**Document excerpt:**
Get Started with Windows on Arm64 Development

Introduction

In the last several years, Arm chips have made the leap from powering consumer cell phones to laptops. Powerful, lightweight, and always connected, Arm presents a new future for personal computing devices that users can take with them anywhere. There are numerous Windows 10 Arm devices on the market from manufacturers such as Microsoft, Lenovo, and Samsung. Users can run 32-bit x86 versions of their favorite programs in emulation, but that comes with performance trade-offs. 64-bit x86-64 programs simply do not run. As the install base grows, there is increasing demand for applications and games that can run natively on this hardware and take advantage of all it has to offer. Developers want software to be available to as many potential users as possible, and for that software to run without compromise. However, additional platforms often carry a significant amount of additional work. This general development guide describes the work and collaboration between Microsoft and Qualcomm® to make porting software to Windows 10 on Arm as streamlined as possible. The following sections walk users through these processes and features from the comfort of their current x86-64 development environment:

  • Necessary setup for Visual Studio

  • Adding Arm64 as a build target to a project

  • How to enable remote debugging on an Arm device to assess performance and issues on Arm64

  • Key platform details that set Arm64 apart from x86-64 and x86 systems that will be important to consider during development

Note

This guide assumes existing knowledge and experience with software development, basic familiarity with Visual Studio and associated tools, and an understanding of x86/x86-64 systems. It also assumes that development work will be performed on an x86-64 Windows 10 device. At the time of writing (May 2020), development tools such as Visual Studio and Unreal Engine Editor do not run natively on Arm64 but can build applications and games to Arm64 targets.

Getting started in Visual Studio

This section provides the necessary steps to enable Arm64 Development in Visual Studio. Both Visual Studio 2017 and Visual Studio 2019 are configured similarly. Examples provided in this guide use Visual Studio 2017.

Prerequisites

  • A 64-bit host development system running Windows 10. This is where you will do your development and the bulk of debugging.

**The request:** Reproduce, word for word, the passage of the Windows on Arm64 development guide that starts at the words "This section provides" and ends after the words "Visual Studio 2017.".

**Material supplied:**
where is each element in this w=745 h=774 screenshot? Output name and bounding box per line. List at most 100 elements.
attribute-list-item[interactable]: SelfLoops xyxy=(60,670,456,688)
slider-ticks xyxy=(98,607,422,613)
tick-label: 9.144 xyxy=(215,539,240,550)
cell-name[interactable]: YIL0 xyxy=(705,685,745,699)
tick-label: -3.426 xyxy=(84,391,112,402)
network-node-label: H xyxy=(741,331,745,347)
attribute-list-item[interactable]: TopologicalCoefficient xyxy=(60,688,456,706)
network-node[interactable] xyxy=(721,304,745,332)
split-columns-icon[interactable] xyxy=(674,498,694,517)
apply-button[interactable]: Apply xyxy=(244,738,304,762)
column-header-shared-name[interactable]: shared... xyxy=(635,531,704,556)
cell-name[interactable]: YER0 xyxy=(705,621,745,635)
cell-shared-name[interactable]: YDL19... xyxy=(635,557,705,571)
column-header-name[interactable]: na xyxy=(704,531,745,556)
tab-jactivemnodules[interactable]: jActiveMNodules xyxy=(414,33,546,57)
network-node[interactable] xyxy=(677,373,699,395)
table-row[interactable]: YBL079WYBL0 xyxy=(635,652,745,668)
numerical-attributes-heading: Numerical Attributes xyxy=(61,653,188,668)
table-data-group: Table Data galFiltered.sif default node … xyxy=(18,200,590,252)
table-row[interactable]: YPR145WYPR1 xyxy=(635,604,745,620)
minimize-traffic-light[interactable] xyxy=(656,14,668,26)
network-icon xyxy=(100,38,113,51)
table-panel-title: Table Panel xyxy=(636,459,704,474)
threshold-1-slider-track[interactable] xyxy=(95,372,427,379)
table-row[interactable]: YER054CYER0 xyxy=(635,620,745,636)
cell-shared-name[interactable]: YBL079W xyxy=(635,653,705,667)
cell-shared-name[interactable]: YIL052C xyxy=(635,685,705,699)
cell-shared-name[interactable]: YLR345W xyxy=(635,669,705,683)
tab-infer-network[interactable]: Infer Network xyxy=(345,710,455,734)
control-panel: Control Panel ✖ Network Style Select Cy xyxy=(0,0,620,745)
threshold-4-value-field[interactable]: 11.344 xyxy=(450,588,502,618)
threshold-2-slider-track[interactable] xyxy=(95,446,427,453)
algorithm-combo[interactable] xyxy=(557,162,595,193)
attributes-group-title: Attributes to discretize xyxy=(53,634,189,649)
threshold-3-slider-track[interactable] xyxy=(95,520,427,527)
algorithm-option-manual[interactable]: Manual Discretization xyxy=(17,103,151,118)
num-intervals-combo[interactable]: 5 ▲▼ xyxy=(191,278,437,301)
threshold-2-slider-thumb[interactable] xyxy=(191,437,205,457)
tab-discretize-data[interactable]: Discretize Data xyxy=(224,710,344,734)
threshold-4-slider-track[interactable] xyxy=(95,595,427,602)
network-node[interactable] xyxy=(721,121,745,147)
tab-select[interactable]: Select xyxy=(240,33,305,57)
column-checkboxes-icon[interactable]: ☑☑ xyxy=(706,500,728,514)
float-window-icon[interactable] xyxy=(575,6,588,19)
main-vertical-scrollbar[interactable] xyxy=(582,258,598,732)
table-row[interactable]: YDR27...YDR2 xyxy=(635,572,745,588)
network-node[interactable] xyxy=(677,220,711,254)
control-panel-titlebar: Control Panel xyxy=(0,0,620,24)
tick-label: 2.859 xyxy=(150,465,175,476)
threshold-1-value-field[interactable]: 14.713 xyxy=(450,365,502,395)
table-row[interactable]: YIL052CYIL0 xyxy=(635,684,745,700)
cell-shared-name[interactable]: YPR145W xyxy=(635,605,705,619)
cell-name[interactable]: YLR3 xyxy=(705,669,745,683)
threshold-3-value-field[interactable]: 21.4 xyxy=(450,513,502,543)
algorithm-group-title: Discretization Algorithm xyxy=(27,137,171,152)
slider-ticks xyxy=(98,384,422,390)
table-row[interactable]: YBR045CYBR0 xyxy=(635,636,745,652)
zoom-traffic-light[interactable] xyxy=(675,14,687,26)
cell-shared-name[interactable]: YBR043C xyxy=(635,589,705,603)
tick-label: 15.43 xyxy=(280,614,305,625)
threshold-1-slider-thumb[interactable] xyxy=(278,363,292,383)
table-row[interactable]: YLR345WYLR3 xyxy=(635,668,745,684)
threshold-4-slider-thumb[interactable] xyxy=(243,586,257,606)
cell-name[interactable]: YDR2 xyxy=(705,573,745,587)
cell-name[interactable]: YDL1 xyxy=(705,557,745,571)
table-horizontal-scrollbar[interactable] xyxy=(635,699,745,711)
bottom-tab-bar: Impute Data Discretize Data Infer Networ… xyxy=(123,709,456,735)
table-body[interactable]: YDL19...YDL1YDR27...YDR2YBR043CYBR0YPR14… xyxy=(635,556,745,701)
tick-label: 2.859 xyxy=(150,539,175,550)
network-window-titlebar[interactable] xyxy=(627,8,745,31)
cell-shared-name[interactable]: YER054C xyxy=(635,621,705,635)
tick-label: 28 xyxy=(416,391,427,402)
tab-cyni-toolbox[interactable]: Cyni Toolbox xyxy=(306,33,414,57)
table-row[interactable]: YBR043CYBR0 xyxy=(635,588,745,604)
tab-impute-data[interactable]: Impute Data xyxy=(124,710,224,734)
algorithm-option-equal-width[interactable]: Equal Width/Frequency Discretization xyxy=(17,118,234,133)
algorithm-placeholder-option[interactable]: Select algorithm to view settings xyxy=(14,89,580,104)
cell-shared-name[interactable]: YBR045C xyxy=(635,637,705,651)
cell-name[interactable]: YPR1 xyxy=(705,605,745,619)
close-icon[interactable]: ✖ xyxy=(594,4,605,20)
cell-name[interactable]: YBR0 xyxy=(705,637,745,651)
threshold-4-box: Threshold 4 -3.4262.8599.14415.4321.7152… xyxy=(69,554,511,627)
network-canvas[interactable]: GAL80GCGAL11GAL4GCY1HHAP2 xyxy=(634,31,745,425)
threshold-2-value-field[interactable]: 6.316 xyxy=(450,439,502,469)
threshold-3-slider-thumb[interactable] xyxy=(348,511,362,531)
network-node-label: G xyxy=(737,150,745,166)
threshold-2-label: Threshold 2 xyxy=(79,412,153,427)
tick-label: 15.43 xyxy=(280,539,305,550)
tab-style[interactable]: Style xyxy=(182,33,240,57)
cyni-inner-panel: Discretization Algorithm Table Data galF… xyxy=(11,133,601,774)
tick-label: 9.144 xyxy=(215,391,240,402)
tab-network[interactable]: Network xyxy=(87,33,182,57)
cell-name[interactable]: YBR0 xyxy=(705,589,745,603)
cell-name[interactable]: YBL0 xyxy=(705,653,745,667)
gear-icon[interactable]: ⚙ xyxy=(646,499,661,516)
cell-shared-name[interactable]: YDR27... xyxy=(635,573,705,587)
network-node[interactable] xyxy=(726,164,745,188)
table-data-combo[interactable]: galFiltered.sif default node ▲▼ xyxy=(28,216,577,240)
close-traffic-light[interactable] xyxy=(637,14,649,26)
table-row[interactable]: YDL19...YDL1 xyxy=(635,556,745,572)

**Written reply:**
This section provides the necessary steps to enable Arm64 Development in Visual Studio. Both Visual Studio 2017 and Visual Studio 2019 are configured similarly. Examples provided in this guide use Visual Studio 2017.